#### Material shown:
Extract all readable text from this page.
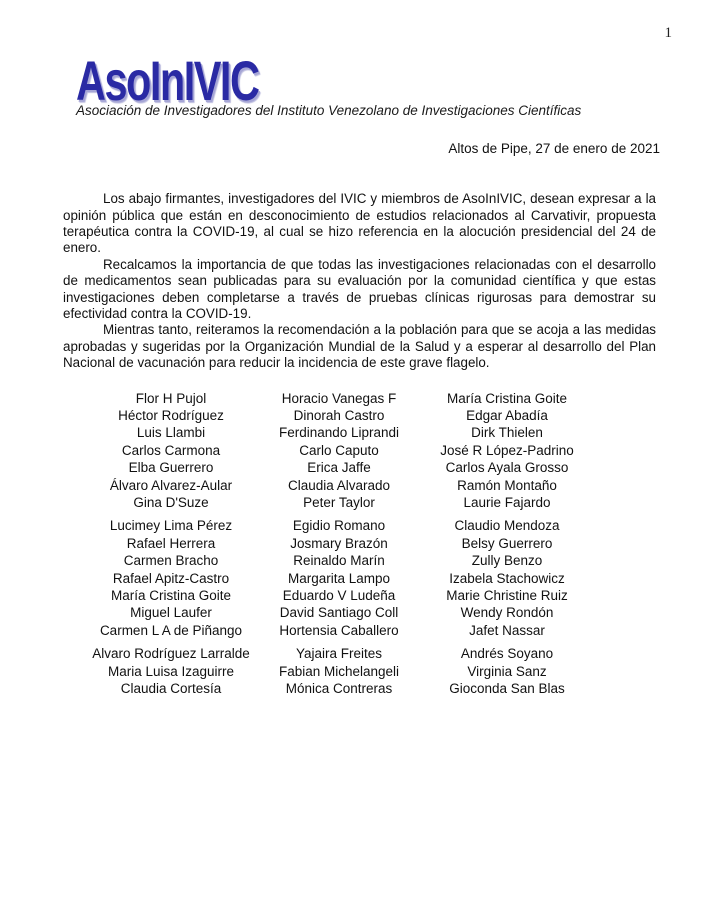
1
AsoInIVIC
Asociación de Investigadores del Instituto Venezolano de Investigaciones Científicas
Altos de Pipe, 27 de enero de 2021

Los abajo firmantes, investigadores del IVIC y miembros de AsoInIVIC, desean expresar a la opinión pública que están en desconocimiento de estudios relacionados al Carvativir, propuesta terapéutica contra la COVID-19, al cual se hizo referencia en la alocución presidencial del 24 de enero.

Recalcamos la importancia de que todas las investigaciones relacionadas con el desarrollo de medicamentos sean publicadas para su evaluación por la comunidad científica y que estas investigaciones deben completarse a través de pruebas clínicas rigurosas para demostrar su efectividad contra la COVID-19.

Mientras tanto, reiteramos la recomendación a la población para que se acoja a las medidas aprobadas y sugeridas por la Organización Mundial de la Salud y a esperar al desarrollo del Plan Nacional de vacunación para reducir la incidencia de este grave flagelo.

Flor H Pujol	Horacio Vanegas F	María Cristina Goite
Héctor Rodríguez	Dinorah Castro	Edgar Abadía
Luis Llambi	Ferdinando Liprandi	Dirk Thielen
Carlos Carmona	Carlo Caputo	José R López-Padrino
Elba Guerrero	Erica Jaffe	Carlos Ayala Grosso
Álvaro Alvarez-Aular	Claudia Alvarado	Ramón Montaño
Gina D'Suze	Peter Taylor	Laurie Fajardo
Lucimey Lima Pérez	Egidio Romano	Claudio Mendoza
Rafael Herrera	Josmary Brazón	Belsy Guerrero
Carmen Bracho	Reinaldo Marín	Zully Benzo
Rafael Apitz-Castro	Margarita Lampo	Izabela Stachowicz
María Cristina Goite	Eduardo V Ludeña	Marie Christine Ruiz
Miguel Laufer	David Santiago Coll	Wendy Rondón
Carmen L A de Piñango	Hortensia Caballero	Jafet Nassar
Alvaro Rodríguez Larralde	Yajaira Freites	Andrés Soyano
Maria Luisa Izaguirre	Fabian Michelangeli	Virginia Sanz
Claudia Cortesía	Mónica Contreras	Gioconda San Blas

#### The problem:
Generate a word-for-word copy of the preceding records, excluding all pictures.

#### Output for this exercise:
Extract all readable text from this page.
1
AsoInIVIC
Asociación de Investigadores del Instituto Venezolano de Investigaciones Científicas
Altos de Pipe, 27 de enero de 2021

Los abajo firmantes, investigadores del IVIC y miembros de AsoInIVIC, desean expresar a la opinión pública que están en desconocimiento de estudios relacionados al Carvativir, propuesta terapéutica contra la COVID-19, al cual se hizo referencia en la alocución presidencial del 24 de enero.

Recalcamos la importancia de que todas las investigaciones relacionadas con el desarrollo de medicamentos sean publicadas para su evaluación por la comunidad científica y que estas investigaciones deben completarse a través de pruebas clínicas rigurosas para demostrar su efectividad contra la COVID-19.

Mientras tanto, reiteramos la recomendación a la población para que se acoja a las medidas aprobadas y sugeridas por la Organización Mundial de la Salud y a esperar al desarrollo del Plan Nacional de vacunación para reducir la incidencia de este grave flagelo.

Flor H Pujol	Horacio Vanegas F	María Cristina Goite
Héctor Rodríguez	Dinorah Castro	Edgar Abadía
Luis Llambi	Ferdinando Liprandi	Dirk Thielen
Carlos Carmona	Carlo Caputo	José R López-Padrino
Elba Guerrero	Erica Jaffe	Carlos Ayala Grosso
Álvaro Alvarez-Aular	Claudia Alvarado	Ramón Montaño
Gina D'Suze	Peter Taylor	Laurie Fajardo
Lucimey Lima Pérez	Egidio Romano	Claudio Mendoza
Rafael Herrera	Josmary Brazón	Belsy Guerrero
Carmen Bracho	Reinaldo Marín	Zully Benzo
Rafael Apitz-Castro	Margarita Lampo	Izabela Stachowicz
María Cristina Goite	Eduardo V Ludeña	Marie Christine Ruiz
Miguel Laufer	David Santiago Coll	Wendy Rondón
Carmen L A de Piñango	Hortensia Caballero	Jafet Nassar
Alvaro Rodríguez Larralde	Yajaira Freites	Andrés Soyano
Maria Luisa Izaguirre	Fabian Michelangeli	Virginia Sanz
Claudia Cortesía	Mónica Contreras	Gioconda San Blas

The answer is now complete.